Exercise instructions ::
Write out the whole listing again, exactly as given.
--- BEGIN Excerpted data ---
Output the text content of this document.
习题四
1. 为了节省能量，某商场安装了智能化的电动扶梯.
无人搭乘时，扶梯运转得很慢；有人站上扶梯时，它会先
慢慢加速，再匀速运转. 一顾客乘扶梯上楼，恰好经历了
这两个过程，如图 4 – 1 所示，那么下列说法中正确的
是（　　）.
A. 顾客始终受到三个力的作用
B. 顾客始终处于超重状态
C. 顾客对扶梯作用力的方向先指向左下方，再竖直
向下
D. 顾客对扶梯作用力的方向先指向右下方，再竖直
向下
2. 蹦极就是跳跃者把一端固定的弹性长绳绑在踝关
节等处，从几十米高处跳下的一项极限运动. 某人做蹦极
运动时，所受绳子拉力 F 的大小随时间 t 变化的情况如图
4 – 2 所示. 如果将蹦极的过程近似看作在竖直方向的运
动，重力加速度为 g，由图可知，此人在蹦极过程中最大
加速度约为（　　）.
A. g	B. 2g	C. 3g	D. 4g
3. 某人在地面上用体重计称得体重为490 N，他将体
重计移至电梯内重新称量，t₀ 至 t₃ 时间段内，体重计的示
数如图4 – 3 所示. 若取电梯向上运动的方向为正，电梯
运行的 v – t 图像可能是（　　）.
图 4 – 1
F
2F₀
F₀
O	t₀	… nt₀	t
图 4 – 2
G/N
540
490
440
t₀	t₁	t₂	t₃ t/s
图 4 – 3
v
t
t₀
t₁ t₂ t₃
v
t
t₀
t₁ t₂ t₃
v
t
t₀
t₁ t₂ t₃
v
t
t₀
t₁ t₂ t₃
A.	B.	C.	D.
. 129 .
--- END Excerpted data ---
Final result ::
Output the text content of this document.
习题四
1. 为了节省能量，某商场安装了智能化的电动扶梯.
无人搭乘时，扶梯运转得很慢；有人站上扶梯时，它会先
慢慢加速，再匀速运转. 一顾客乘扶梯上楼，恰好经历了
这两个过程，如图 4 – 1 所示，那么下列说法中正确的
是（　　）.
A. 顾客始终受到三个力的作用
B. 顾客始终处于超重状态
C. 顾客对扶梯作用力的方向先指向左下方，再竖直
向下
D. 顾客对扶梯作用力的方向先指向右下方，再竖直
向下
2. 蹦极就是跳跃者把一端固定的弹性长绳绑在踝关
节等处，从几十米高处跳下的一项极限运动. 某人做蹦极
运动时，所受绳子拉力 F 的大小随时间 t 变化的情况如图
4 – 2 所示. 如果将蹦极的过程近似看作在竖直方向的运
动，重力加速度为 g，由图可知，此人在蹦极过程中最大
加速度约为（　　）.
A. g	B. 2g	C. 3g	D. 4g
3. 某人在地面上用体重计称得体重为490 N，他将体
重计移至电梯内重新称量，t₀ 至 t₃ 时间段内，体重计的示
数如图4 – 3 所示. 若取电梯向上运动的方向为正，电梯
运行的 v – t 图像可能是（　　）.
图 4 – 1
F
2F₀
F₀
O	t₀	… nt₀	t
图 4 – 2
G/N
540
490
440
t₀	t₁	t₂	t₃ t/s
图 4 – 3
v
t
t₀
t₁ t₂ t₃
v
t
t₀
t₁ t₂ t₃
v
t
t₀
t₁ t₂ t₃
v
t
t₀
t₁ t₂ t₃
A.	B.	C.	D.
. 129 .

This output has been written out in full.